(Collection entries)
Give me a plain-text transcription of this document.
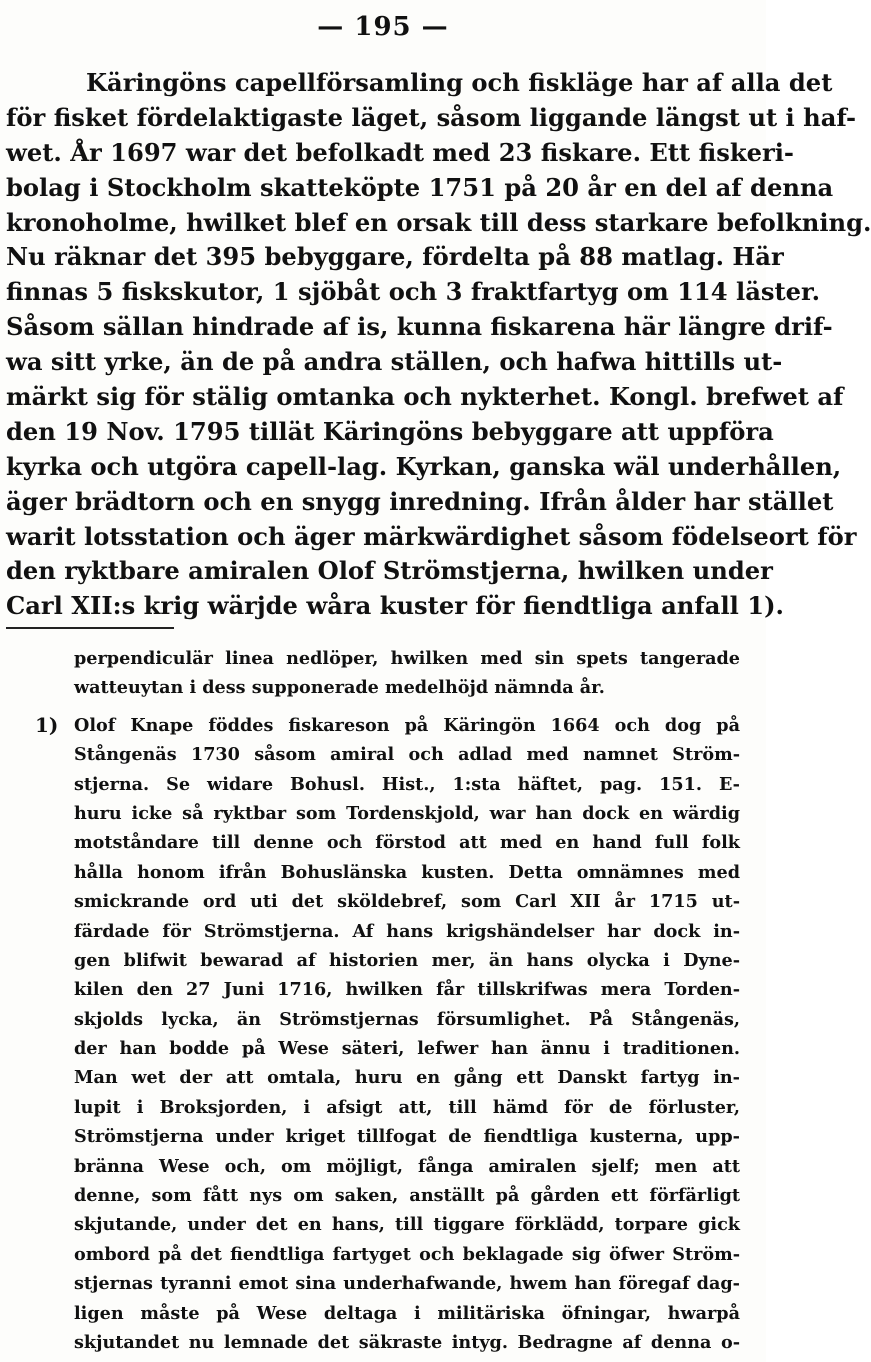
— 195 —
Käringöns capellförsamling och fiskläge har af alla det
för fisket fördelaktigaste läget, såsom liggande längst ut i haf-
wet. År 1697 war det befolkadt med 23 fiskare. Ett fiskeri-
bolag i Stockholm skatteköpte 1751 på 20 år en del af denna
kronoholme, hwilket blef en orsak till dess starkare befolkning.
Nu räknar det 395 bebyggare, fördelta på 88 matlag. Här
finnas 5 fiskskutor, 1 sjöbåt och 3 fraktfartyg om 114 läster.
Såsom sällan hindrade af is, kunna fiskarena här längre drif-
wa sitt yrke, än de på andra ställen, och hafwa hittills ut-
märkt sig för stälig omtanka och nykterhet. Kongl. brefwet af
den 19 Nov. 1795 tillät Käringöns bebyggare att uppföra
kyrka och utgöra capell-lag. Kyrkan, ganska wäl underhållen,
äger brädtorn och en snygg inredning. Ifrån ålder har stället
warit lotsstation och äger märkwärdighet såsom födelseort för
den ryktbare amiralen Olof Strömstjerna, hwilken under
Carl XII:s krig wärjde wåra kuster för fiendtliga anfall 1).
perpendiculär linea nedlöper, hwilken med sin spets tangerade
watteuytan i dess supponerade medelhöjd nämnda år.
1) Olof Knape föddes fiskareson på Käringön 1664 och dog på
Stångenäs 1730 såsom amiral och adlad med namnet Ström-
stjerna. Se widare Bohusl. Hist., 1:sta häftet, pag. 151. E-
huru icke så ryktbar som Tordenskjold, war han dock en wärdig
motståndare till denne och förstod att med en hand full folk
hålla honom ifrån Bohuslänska kusten. Detta omnämnes med
smickrande ord uti det sköldebref, som Carl XII år 1715 ut-
färdade för Strömstjerna. Af hans krigshändelser har dock in-
gen blifwit bewarad af historien mer, än hans olycka i Dyne-
kilen den 27 Juni 1716, hwilken får tillskrifwas mera Torden-
skjolds lycka, än Strömstjernas försumlighet. På Stångenäs,
der han bodde på Wese säteri, lefwer han ännu i traditionen.
Man wet der att omtala, huru en gång ett Danskt fartyg in-
lupit i Broksjorden, i afsigt att, till hämd för de förluster,
Strömstjerna under kriget tillfogat de fiendtliga kusterna, upp-
bränna Wese och, om möjligt, fånga amiralen sjelf; men att
denne, som fått nys om saken, anställt på gården ett förfärligt
skjutande, under det en hans, till tiggare förklädd, torpare gick
ombord på det fiendtliga fartyget och beklagade sig öfwer Ström-
stjernas tyranni emot sina underhafwande, hwem han föregaf dag-
ligen måste på Wese deltaga i militäriska öfningar, hwarpå
skjutandet nu lemnade det säkraste intyg. Bedragne af denna o-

▶ [STATED EXERCISE]: Except for the pictures, give all the material above again verbatim.

▶ [REPLY TO THE TASK]:
Give me a plain-text transcription of this document.
— 195 —
Käringöns capellförsamling och fiskläge har af alla det
för fisket fördelaktigaste läget, såsom liggande längst ut i haf-
wet. År 1697 war det befolkadt med 23 fiskare. Ett fiskeri-
bolag i Stockholm skatteköpte 1751 på 20 år en del af denna
kronoholme, hwilket blef en orsak till dess starkare befolkning.
Nu räknar det 395 bebyggare, fördelta på 88 matlag. Här
finnas 5 fiskskutor, 1 sjöbåt och 3 fraktfartyg om 114 läster.
Såsom sällan hindrade af is, kunna fiskarena här längre drif-
wa sitt yrke, än de på andra ställen, och hafwa hittills ut-
märkt sig för stälig omtanka och nykterhet. Kongl. brefwet af
den 19 Nov. 1795 tillät Käringöns bebyggare att uppföra
kyrka och utgöra capell-lag. Kyrkan, ganska wäl underhållen,
äger brädtorn och en snygg inredning. Ifrån ålder har stället
warit lotsstation och äger märkwärdighet såsom födelseort för
den ryktbare amiralen Olof Strömstjerna, hwilken under
Carl XII:s krig wärjde wåra kuster för fiendtliga anfall 1).
perpendiculär linea nedlöper, hwilken med sin spets tangerade
watteuytan i dess supponerade medelhöjd nämnda år.
1) Olof Knape föddes fiskareson på Käringön 1664 och dog på
Stångenäs 1730 såsom amiral och adlad med namnet Ström-
stjerna. Se widare Bohusl. Hist., 1:sta häftet, pag. 151. E-
huru icke så ryktbar som Tordenskjold, war han dock en wärdig
motståndare till denne och förstod att med en hand full folk
hålla honom ifrån Bohuslänska kusten. Detta omnämnes med
smickrande ord uti det sköldebref, som Carl XII år 1715 ut-
färdade för Strömstjerna. Af hans krigshändelser har dock in-
gen blifwit bewarad af historien mer, än hans olycka i Dyne-
kilen den 27 Juni 1716, hwilken får tillskrifwas mera Torden-
skjolds lycka, än Strömstjernas försumlighet. På Stångenäs,
der han bodde på Wese säteri, lefwer han ännu i traditionen.
Man wet der att omtala, huru en gång ett Danskt fartyg in-
lupit i Broksjorden, i afsigt att, till hämd för de förluster,
Strömstjerna under kriget tillfogat de fiendtliga kusterna, upp-
bränna Wese och, om möjligt, fånga amiralen sjelf; men att
denne, som fått nys om saken, anställt på gården ett förfärligt
skjutande, under det en hans, till tiggare förklädd, torpare gick
ombord på det fiendtliga fartyget och beklagade sig öfwer Ström-
stjernas tyranni emot sina underhafwande, hwem han föregaf dag-
ligen måste på Wese deltaga i militäriska öfningar, hwarpå
skjutandet nu lemnade det säkraste intyg. Bedragne af denna o-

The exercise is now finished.